### [Texte de l'exercice]
+ + + + + + +

La servilité envers le régime iranien n'est pas une simple alliance politique, mais une dépossession totale de la volonté. Le parti n'est plus un mouvement de « résistance » autoproclamé, mais un régiment de l'armée iranienne actionné à distance depuis Qom et Téhéran. C'est cette servilité qui explique pourquoi le parti répète ses absurdités : il n'a tout simplement pas le luxe de dire « non » aux ordres iraniens, même s'ils signifient l'anéantissement total. Le spectacle de dirigeants transformés en « kebab et grillades » par des frappes chirurgicales de précision reflète l'effondrement sécuritaire et militaire d'une milice qui a cru pendant des années que ses missiles cachés la protégeraient de l'infiltration des esprits et des machines. Les explosions ayant touché les membres du parti jusque dans leur intimité ont montré que l'ennemi qu'ils combattent n'est pas seulement une force militaire, mais une supériorité technologique et scientifique devant laquelle le parti reste impuissant, armé uniquement de slogans en bois qui ne bloquent aucune balle et n'arrêtent aucun missile.
Le dogmatisme qui régit la mentalité de ces groupes terroristes place la mort comme une finalité et la destruction comme une offrande. Ainsi, la mort de mille ou de dix mille Libanais ne change rien à leur stratégie, tant que le « drapeau » reste levé au-dessus des décombres. Le slogan « Si j'avais su » est en réalité un grand mensonge, car ils savent pertinemment que les rapports de force ne sont pas en leur faveur. Ils savent que le prix de leurs aventures sera exorbitant pour les civils, mais ils préfèrent la « connaissance tardive » pour justifier l'échec devant leur public. La poursuite de cette approche jusqu'en 2025 confirme que la bêtise n'est pas un trait accidentel, mais une identité ancrée dans toute milice plaçant son allégeance transfrontalière au-dessus de ses appartenances nationales.

+ + + + + + +

### [Consigne]
Poursuivez le texte sur la servilité du parti envers le régime iranien en reprenant après sa dernière phrase.

### [Entrées fournies]
+ + + + + + +

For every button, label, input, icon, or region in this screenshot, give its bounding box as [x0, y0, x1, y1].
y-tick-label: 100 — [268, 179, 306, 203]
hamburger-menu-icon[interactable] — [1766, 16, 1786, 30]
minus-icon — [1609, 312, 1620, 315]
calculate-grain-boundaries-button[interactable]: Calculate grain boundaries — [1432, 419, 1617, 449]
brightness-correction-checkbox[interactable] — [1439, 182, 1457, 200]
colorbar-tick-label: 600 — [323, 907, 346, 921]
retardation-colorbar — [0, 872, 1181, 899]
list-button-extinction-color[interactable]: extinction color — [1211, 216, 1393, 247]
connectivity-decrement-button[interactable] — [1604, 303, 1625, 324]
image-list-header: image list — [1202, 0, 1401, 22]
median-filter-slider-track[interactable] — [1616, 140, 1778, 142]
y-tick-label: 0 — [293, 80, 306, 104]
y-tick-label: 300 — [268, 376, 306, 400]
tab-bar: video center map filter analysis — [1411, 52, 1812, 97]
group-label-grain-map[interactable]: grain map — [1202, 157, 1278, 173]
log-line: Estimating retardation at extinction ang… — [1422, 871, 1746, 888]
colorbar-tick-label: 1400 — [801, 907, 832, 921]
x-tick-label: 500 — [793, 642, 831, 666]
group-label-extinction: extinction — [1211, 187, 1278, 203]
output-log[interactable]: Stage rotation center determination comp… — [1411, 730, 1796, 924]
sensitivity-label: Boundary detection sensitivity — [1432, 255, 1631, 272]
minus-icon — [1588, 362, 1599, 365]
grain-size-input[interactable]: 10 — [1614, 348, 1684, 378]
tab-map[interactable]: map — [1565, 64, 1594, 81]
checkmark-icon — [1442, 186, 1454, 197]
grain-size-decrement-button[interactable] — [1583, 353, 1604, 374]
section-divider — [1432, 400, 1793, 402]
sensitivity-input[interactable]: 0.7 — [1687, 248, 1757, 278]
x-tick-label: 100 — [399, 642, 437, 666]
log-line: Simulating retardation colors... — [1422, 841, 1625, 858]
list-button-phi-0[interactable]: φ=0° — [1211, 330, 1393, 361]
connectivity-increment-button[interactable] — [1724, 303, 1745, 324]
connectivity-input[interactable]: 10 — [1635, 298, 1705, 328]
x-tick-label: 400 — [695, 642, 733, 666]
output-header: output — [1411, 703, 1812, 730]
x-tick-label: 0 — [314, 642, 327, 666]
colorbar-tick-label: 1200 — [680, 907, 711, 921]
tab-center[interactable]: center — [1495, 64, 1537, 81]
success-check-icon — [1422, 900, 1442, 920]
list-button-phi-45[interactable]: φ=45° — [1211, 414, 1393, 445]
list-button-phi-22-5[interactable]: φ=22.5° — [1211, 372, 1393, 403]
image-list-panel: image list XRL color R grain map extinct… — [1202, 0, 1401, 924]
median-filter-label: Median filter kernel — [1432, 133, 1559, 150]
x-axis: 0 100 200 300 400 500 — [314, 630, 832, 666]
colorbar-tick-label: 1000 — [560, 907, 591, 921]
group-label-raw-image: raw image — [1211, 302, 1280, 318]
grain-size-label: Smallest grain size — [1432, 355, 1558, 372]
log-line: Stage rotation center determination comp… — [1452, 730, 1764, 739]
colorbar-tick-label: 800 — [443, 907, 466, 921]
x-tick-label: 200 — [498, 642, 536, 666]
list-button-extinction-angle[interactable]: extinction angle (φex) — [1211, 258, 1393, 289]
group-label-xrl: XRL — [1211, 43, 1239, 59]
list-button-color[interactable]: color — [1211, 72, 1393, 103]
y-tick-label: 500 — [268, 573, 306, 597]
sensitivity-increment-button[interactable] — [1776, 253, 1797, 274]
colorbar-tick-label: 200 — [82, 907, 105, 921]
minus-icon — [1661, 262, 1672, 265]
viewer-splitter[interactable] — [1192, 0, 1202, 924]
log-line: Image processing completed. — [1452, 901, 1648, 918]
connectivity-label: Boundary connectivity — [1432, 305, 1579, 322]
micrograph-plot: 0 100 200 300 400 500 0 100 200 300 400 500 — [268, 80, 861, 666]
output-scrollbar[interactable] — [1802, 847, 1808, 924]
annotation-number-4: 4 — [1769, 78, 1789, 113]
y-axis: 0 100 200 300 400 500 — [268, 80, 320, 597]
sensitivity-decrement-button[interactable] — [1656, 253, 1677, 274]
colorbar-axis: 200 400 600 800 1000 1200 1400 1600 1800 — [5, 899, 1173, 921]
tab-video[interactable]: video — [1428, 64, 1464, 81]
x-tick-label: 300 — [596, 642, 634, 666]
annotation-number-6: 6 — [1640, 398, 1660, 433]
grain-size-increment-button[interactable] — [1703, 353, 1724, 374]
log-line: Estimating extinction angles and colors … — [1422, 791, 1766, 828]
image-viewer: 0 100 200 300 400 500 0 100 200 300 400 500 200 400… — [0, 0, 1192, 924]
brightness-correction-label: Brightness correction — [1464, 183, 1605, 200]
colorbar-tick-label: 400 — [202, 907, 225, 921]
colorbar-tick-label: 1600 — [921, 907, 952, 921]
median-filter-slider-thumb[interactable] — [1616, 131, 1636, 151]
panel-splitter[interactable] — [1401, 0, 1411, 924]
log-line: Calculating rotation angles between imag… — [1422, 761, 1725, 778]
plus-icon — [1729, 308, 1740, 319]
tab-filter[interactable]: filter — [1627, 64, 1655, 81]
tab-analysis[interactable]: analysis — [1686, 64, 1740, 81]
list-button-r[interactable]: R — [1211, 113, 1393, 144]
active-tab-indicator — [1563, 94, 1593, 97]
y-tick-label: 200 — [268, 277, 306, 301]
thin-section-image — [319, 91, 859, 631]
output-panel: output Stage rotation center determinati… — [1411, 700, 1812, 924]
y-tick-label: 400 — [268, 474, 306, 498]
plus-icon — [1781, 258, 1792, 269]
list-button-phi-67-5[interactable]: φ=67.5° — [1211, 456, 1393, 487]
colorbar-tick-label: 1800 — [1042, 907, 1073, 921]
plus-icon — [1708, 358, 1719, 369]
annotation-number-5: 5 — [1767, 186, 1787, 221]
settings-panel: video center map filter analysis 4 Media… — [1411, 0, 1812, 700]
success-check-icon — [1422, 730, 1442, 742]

+ + + + + + +

### [Résultat]
En fin de compte, les établissements « Si j'avais su » pour le kebab et les grillades iraniennes restent une expression métaphorique du sort de quiconque s'aliène au projet terroriste des mollahs. L'histoire, la géographie et la réalité du terrain ont prouvé que les milices sont les premières sacrifiées sur le marché de la traite politique internationale. Le sang des Libanais versé en 2006, en 2023, et jusqu'au brasier des dirigeants en 2025, crie contre cette absurdité menée par des parieurs à Téhéran qui bougent leurs pions à Beyrouth, Gaza, Damas et Sanaa. La leçon cruelle qui doit être apprise est que l'État national est l'unique rempart, que les armes hors du cadre de la légitimité n'apportent que la ruine, et que les slogans religieux n'empêcheront pas les téméraires de finir en « grillades » dans les fours de guerres où ils n'ont aucun intérêt, si ce n'est d'exécuter des agendas terroristes transcontinentaux. Le temps ne pardonne pas aux sots, et l'histoire ne graciera pas les traîtres qui ont fait de leur patrie des fermes pour le kebab iranien.